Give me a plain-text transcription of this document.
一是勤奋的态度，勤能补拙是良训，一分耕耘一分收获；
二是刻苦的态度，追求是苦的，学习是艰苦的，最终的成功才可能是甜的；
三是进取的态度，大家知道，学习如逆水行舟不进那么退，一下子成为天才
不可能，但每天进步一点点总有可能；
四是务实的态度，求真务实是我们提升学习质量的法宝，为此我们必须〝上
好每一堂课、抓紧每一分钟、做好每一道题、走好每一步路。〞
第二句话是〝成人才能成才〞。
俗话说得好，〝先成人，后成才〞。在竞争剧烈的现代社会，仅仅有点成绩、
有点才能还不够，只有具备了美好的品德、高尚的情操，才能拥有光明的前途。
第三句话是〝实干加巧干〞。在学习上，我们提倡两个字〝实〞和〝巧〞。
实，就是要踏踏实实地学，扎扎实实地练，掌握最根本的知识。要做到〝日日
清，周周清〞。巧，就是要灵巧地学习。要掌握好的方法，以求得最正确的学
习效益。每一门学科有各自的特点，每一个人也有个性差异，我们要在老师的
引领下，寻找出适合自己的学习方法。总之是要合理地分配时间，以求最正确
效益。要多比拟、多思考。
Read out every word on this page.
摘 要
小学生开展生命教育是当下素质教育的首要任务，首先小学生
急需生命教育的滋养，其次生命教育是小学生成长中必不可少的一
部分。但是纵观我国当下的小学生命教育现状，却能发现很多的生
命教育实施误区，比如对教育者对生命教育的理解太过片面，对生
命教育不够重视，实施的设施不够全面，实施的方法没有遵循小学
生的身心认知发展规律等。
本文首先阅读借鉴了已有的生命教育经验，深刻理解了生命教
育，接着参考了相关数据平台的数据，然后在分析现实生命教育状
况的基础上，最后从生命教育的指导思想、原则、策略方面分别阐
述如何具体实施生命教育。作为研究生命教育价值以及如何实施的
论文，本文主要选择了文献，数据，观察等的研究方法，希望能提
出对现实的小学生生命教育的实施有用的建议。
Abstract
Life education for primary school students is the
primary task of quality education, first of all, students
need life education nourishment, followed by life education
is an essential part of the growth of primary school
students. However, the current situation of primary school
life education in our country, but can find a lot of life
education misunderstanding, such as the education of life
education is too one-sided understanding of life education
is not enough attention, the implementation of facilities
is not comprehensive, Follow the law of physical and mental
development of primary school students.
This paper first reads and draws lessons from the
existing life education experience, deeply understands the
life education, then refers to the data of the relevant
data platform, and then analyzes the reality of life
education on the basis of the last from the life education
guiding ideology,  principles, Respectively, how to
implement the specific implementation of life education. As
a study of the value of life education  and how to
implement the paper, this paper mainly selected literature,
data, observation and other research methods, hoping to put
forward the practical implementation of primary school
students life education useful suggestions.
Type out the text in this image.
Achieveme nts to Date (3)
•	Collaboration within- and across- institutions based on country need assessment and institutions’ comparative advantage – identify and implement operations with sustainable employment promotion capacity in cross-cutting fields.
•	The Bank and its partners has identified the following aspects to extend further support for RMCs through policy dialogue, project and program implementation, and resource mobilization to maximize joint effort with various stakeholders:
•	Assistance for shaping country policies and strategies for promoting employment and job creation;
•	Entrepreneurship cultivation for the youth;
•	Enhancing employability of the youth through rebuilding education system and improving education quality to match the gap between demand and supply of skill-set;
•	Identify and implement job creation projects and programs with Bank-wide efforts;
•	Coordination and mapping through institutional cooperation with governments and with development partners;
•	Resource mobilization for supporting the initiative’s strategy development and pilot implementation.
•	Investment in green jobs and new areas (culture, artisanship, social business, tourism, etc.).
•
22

○ ○ ○ ○ ○ ○ ○

Exercise prompt: Please set down the whole listing above without altering a single line.

Task output:
Give me a plain-text transcription of this document.
一是勤奋的态度，勤能补拙是良训，一分耕耘一分收获；
二是刻苦的态度，追求是苦的，学习是艰苦的，最终的成功才可能是甜的；
三是进取的态度，大家知道，学习如逆水行舟不进那么退，一下子成为天才
不可能，但每天进步一点点总有可能；
四是务实的态度，求真务实是我们提升学习质量的法宝，为此我们必须〝上
好每一堂课、抓紧每一分钟、做好每一道题、走好每一步路。〞
第二句话是〝成人才能成才〞。
俗话说得好，〝先成人，后成才〞。在竞争剧烈的现代社会，仅仅有点成绩、
有点才能还不够，只有具备了美好的品德、高尚的情操，才能拥有光明的前途。
第三句话是〝实干加巧干〞。在学习上，我们提倡两个字〝实〞和〝巧〞。
实，就是要踏踏实实地学，扎扎实实地练，掌握最根本的知识。要做到〝日日
清，周周清〞。巧，就是要灵巧地学习。要掌握好的方法，以求得最正确的学
习效益。每一门学科有各自的特点，每一个人也有个性差异，我们要在老师的
引领下，寻找出适合自己的学习方法。总之是要合理地分配时间，以求最正确
效益。要多比拟、多思考。
Read out every word on this page.
摘 要
小学生开展生命教育是当下素质教育的首要任务，首先小学生
急需生命教育的滋养，其次生命教育是小学生成长中必不可少的一
部分。但是纵观我国当下的小学生命教育现状，却能发现很多的生
命教育实施误区，比如对教育者对生命教育的理解太过片面，对生
命教育不够重视，实施的设施不够全面，实施的方法没有遵循小学
生的身心认知发展规律等。
本文首先阅读借鉴了已有的生命教育经验，深刻理解了生命教
育，接着参考了相关数据平台的数据，然后在分析现实生命教育状
况的基础上，最后从生命教育的指导思想、原则、策略方面分别阐
述如何具体实施生命教育。作为研究生命教育价值以及如何实施的
论文，本文主要选择了文献，数据，观察等的研究方法，希望能提
出对现实的小学生生命教育的实施有用的建议。
Abstract
Life education for primary school students is the
primary task of quality education, first of all, students
need life education nourishment, followed by life education
is an essential part of the growth of primary school
students. However, the current situation of primary school
life education in our country, but can find a lot of life
education misunderstanding, such as the education of life
education is too one-sided understanding of life education
is not enough attention, the implementation of facilities
is not comprehensive, Follow the law of physical and mental
development of primary school students.
This paper first reads and draws lessons from the
existing life education experience, deeply understands the
life education, then refers to the data of the relevant
data platform, and then analyzes the reality of life
education on the basis of the last from the life education
guiding ideology,  principles, Respectively, how to
implement the specific implementation of life education. As
a study of the value of life education  and how to
implement the paper, this paper mainly selected literature,
data, observation and other research methods, hoping to put
forward the practical implementation of primary school
students life education useful suggestions.
Type out the text in this image.
Achieveme nts to Date (3)
•	Collaboration within- and across- institutions based on country need assessment and institutions’ comparative advantage – identify and implement operations with sustainable employment promotion capacity in cross-cutting fields.
•	The Bank and its partners has identified the following aspects to extend further support for RMCs through policy dialogue, project and program implementation, and resource mobilization to maximize joint effort with various stakeholders:
•	Assistance for shaping country policies and strategies for promoting employment and job creation;
•	Entrepreneurship cultivation for the youth;
•	Enhancing employability of the youth through rebuilding education system and improving education quality to match the gap between demand and supply of skill-set;
•	Identify and implement job creation projects and programs with Bank-wide efforts;
•	Coordination and mapping through institutional cooperation with governments and with development partners;
•	Resource mobilization for supporting the initiative’s strategy development and pilot implementation.
•	Investment in green jobs and new areas (culture, artisanship, social business, tourism, etc.).
•
22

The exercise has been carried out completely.